Record excerpts
● ● ● ●
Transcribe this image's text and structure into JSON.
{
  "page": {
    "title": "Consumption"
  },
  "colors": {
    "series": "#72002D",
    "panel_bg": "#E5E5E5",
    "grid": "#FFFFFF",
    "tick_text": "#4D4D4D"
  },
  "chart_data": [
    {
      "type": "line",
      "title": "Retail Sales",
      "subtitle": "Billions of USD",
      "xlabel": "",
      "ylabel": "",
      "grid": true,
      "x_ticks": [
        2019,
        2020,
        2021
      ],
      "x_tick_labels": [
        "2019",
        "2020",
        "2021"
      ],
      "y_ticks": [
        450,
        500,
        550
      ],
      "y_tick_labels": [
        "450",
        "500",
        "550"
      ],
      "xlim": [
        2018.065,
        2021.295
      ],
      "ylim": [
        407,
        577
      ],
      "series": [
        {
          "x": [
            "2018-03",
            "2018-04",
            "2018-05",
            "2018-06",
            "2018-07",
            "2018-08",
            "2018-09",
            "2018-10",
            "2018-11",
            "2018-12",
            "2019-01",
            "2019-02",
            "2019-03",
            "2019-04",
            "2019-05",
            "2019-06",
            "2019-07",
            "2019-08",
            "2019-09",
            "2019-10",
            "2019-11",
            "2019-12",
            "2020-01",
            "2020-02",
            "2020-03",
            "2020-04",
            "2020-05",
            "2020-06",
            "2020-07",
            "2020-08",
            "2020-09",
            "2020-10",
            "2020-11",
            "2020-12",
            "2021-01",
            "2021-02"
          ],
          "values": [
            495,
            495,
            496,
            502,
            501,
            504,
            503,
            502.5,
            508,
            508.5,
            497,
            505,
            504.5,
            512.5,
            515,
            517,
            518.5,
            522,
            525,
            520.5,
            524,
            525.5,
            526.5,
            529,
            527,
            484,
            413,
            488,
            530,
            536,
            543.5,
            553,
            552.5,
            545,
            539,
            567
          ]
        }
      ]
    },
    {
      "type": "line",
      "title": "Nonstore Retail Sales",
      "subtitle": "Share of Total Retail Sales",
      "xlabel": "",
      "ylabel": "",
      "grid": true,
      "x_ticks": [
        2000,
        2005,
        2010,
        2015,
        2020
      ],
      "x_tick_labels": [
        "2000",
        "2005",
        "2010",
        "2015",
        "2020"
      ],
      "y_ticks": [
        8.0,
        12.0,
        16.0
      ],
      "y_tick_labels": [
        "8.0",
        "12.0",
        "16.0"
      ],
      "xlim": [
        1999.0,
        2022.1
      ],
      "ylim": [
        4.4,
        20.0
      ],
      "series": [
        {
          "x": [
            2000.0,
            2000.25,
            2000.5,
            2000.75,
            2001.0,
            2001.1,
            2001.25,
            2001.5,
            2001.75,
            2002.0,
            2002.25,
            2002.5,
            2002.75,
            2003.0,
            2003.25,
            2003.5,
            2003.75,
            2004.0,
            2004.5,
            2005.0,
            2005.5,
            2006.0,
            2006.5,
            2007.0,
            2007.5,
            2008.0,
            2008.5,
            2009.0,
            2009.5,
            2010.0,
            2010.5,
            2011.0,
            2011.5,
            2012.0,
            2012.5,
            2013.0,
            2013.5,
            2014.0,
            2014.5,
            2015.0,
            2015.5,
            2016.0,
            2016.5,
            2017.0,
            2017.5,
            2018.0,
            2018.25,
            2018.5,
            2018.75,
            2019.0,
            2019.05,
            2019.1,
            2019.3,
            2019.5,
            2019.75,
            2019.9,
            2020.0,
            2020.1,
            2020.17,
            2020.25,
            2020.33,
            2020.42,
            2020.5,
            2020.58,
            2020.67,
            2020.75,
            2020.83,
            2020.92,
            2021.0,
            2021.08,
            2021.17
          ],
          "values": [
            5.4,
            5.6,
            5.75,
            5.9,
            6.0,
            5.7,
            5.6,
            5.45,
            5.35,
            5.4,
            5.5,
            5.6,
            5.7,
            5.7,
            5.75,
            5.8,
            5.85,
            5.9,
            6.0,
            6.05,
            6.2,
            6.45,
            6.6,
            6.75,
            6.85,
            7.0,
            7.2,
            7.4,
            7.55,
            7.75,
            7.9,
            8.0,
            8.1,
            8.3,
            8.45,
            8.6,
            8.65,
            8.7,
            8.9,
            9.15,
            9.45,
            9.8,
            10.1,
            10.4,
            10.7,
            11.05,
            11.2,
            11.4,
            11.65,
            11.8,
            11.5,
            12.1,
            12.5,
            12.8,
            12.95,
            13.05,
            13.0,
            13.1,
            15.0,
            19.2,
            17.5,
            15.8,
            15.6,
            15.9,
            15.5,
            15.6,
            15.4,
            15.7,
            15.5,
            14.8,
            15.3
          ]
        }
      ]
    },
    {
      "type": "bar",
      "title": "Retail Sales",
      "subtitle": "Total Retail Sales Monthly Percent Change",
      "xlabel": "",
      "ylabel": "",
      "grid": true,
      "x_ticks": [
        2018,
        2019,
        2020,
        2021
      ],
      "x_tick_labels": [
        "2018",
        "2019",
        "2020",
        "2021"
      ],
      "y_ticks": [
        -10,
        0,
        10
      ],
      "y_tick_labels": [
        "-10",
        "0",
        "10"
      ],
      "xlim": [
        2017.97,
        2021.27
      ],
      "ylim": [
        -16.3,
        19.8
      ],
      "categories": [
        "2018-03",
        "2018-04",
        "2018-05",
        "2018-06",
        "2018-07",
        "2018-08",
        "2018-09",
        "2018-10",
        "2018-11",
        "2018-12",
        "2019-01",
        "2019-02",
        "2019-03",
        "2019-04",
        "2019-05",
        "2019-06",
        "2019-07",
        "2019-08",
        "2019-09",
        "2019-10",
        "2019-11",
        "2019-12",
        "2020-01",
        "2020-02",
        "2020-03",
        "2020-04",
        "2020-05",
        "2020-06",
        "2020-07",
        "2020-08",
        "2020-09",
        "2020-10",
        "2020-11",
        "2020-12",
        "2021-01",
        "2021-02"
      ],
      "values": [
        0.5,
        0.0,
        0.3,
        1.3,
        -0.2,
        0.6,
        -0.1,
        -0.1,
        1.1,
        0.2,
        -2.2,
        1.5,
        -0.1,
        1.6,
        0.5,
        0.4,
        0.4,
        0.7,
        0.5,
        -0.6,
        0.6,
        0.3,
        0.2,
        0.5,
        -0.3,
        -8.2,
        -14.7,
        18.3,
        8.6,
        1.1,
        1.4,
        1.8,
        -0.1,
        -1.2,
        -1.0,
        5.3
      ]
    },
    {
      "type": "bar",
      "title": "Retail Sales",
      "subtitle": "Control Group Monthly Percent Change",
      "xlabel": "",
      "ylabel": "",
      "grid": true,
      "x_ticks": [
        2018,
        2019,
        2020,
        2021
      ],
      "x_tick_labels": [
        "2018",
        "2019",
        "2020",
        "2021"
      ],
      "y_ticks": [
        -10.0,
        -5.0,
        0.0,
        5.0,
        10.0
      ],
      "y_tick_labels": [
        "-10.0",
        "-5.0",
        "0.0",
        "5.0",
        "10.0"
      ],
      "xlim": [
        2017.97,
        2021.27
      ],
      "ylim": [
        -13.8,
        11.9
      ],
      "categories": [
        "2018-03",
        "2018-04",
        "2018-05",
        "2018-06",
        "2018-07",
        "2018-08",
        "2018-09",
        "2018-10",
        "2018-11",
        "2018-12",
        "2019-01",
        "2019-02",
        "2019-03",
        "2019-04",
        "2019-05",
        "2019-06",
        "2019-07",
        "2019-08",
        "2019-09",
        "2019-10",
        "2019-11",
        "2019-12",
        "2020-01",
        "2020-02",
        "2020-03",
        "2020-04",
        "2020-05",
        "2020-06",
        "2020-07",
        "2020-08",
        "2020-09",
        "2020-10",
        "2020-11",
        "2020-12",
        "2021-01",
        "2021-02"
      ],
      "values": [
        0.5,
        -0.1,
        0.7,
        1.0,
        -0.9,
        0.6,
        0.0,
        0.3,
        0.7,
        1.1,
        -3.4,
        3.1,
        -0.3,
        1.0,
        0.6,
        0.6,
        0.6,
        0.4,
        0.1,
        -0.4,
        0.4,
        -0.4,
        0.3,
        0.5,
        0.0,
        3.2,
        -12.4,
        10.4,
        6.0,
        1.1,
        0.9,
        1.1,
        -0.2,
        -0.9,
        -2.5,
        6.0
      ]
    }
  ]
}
● ● ● ●
Exercise directions
Using the listing above, return all lines where the word "Monthly" occurs.

Task response
      "subtitle": "Total Retail Sales Monthly Percent Change",
      "subtitle": "Control Group Monthly Percent Change",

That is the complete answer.